Dataset entries:
*-*-*

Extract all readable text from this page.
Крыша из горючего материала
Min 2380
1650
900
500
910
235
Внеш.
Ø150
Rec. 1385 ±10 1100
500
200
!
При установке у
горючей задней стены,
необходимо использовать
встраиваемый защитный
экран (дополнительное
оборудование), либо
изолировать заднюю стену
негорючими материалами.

*-*-*

### What the exercise asks
Quote the whole listing above, leaving nothing out.

### Full response
Extract all readable text from this page.
Крыша из горючего материала
Min 2380
1650
900
500
910
235
Внеш.
Ø150
Rec. 1385 ±10 1100
500
200
!
При установке у
горючей задней стены,
необходимо использовать
встраиваемый защитный
экран (дополнительное
оборудование), либо
изолировать заднюю стену
негорючими материалами.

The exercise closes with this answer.